• YOUR OBJECTIVE: Extract every line where the string "answer" appears.

********************

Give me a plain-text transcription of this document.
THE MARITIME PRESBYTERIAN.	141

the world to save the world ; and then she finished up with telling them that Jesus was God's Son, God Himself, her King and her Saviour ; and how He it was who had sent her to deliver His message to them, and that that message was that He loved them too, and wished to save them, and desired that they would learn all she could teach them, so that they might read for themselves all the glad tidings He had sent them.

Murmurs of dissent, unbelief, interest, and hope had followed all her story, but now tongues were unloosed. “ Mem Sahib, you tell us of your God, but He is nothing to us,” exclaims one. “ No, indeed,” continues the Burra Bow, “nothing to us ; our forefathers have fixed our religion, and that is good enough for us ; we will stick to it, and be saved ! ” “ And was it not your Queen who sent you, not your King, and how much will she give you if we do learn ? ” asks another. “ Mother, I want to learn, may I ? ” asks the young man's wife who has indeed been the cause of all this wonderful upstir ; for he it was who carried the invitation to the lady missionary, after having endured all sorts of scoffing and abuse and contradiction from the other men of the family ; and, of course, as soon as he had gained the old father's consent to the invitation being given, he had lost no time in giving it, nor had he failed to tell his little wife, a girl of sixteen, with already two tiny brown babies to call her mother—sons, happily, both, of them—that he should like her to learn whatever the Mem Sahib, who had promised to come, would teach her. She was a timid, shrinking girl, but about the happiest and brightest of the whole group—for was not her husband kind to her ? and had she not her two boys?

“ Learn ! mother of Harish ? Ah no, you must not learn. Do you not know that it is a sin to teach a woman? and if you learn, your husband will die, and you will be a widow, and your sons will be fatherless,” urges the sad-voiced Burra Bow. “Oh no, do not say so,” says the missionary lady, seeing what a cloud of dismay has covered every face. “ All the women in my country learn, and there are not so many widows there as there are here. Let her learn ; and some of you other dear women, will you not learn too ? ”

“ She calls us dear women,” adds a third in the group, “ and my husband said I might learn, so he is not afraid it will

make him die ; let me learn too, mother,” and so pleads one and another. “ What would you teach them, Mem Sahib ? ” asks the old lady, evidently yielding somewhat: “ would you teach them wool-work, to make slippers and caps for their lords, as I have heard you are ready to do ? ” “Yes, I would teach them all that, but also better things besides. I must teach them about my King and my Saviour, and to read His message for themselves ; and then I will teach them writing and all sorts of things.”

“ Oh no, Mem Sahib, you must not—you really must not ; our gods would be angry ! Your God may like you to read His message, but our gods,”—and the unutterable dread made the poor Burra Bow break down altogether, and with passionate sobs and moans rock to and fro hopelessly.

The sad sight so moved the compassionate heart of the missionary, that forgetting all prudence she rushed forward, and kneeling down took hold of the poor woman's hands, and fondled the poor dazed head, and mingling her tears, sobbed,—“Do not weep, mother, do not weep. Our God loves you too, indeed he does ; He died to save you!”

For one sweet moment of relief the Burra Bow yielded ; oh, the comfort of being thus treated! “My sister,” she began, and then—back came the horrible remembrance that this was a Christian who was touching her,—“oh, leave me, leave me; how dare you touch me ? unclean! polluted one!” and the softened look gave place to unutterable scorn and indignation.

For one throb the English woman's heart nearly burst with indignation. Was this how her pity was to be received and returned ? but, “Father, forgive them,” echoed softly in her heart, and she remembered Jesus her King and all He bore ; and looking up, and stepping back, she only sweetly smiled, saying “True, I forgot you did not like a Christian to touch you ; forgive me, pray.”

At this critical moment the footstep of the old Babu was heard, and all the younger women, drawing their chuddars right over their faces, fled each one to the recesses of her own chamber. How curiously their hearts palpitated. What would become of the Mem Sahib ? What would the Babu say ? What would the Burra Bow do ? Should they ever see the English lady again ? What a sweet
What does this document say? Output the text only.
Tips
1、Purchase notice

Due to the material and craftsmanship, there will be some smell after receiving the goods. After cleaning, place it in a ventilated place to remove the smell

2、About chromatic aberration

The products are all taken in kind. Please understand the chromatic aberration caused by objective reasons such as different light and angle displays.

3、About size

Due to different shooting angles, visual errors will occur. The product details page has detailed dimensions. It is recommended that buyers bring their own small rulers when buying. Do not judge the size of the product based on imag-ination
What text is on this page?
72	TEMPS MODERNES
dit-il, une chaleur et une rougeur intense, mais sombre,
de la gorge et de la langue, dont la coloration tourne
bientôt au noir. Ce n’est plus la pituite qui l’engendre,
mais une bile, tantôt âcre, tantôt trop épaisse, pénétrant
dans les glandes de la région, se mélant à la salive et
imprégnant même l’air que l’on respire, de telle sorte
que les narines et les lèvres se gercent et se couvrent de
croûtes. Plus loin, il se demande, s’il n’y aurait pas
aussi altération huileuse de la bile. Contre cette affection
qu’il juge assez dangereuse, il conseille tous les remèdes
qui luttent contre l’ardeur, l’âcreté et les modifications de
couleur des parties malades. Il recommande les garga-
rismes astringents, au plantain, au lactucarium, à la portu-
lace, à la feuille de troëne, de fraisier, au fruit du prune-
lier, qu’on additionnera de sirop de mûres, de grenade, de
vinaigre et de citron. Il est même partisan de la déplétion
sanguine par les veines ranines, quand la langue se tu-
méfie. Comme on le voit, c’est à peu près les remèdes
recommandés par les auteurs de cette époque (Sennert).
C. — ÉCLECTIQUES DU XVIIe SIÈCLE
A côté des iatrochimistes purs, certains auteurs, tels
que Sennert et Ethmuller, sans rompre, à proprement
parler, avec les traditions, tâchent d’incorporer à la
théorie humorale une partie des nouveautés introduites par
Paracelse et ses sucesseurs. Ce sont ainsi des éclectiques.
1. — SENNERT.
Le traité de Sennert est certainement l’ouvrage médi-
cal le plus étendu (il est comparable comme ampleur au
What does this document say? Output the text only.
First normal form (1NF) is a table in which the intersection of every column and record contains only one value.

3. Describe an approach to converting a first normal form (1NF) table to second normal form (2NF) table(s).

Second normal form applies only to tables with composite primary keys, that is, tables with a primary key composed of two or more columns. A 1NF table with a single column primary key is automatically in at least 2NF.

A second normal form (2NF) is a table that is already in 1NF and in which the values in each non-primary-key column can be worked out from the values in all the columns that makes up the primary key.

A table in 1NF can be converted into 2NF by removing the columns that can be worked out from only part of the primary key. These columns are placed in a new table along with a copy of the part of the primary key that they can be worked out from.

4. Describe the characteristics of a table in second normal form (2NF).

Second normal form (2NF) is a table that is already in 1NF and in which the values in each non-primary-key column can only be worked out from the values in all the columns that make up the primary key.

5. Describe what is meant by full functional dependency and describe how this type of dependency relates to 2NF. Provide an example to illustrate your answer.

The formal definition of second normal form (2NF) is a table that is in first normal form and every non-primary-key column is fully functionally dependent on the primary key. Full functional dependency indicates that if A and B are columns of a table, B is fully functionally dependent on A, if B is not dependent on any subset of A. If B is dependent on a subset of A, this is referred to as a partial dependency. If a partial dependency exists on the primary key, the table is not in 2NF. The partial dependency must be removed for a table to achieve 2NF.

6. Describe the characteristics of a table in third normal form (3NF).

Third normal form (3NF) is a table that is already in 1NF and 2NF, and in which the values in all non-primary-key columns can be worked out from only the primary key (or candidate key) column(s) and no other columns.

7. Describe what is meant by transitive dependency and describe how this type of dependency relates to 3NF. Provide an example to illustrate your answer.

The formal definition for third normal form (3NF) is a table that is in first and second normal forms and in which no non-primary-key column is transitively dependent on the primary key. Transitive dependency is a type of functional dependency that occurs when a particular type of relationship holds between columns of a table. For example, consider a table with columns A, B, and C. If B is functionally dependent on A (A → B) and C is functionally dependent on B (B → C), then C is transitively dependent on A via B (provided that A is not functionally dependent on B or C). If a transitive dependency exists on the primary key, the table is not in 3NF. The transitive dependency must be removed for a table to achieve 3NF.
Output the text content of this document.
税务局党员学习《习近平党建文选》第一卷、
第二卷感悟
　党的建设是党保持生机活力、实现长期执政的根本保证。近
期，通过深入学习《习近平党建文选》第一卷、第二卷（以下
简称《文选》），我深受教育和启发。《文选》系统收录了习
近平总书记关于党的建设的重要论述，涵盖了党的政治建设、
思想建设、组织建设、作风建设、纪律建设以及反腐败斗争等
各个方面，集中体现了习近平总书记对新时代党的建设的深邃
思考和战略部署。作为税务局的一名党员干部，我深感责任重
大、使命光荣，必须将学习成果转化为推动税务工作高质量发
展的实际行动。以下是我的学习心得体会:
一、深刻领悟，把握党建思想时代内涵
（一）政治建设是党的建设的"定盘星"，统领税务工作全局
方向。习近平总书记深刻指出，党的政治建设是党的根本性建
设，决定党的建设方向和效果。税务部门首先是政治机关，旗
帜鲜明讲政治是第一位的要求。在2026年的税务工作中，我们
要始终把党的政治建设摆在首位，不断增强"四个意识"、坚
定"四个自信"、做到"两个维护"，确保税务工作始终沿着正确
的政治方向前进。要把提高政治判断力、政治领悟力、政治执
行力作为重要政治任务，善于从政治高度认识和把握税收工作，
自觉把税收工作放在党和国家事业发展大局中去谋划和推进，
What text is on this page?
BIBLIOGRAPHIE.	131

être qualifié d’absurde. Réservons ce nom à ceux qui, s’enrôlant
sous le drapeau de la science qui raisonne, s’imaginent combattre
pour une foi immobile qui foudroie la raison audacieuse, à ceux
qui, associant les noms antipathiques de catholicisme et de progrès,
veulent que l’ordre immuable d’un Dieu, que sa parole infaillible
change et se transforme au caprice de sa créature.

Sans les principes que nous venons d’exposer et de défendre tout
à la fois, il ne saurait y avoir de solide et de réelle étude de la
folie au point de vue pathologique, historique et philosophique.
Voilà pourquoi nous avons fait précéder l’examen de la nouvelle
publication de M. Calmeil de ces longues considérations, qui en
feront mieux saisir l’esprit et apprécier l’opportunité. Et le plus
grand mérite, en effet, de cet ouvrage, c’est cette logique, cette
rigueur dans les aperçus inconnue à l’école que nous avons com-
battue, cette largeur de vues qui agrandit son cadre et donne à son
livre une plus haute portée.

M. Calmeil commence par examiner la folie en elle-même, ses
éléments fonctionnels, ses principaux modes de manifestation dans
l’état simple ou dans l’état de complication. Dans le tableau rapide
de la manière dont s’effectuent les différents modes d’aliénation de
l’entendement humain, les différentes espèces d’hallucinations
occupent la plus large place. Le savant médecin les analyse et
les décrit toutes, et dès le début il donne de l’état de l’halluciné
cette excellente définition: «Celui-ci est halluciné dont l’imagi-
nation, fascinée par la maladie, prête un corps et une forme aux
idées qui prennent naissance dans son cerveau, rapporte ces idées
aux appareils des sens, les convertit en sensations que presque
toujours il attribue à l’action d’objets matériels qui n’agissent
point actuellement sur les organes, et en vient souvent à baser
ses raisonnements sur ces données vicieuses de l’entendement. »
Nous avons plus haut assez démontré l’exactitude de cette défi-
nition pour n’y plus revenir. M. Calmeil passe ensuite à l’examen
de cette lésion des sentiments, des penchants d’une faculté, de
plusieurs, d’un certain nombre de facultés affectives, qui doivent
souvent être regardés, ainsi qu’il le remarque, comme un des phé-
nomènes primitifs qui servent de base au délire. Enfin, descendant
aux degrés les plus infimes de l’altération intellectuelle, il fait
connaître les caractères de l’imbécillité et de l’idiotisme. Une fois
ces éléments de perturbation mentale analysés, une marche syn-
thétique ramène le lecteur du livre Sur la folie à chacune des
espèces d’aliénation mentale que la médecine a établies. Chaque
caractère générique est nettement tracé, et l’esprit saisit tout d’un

********************

• SOLUTION BELOW:
5. Describe what is meant by full functional dependency and describe how this type of dependency relates to 2NF. Provide an example to illustrate your answer.
7. Describe what is meant by transitive dependency and describe how this type of dependency relates to 3NF. Provide an example to illustrate your answer.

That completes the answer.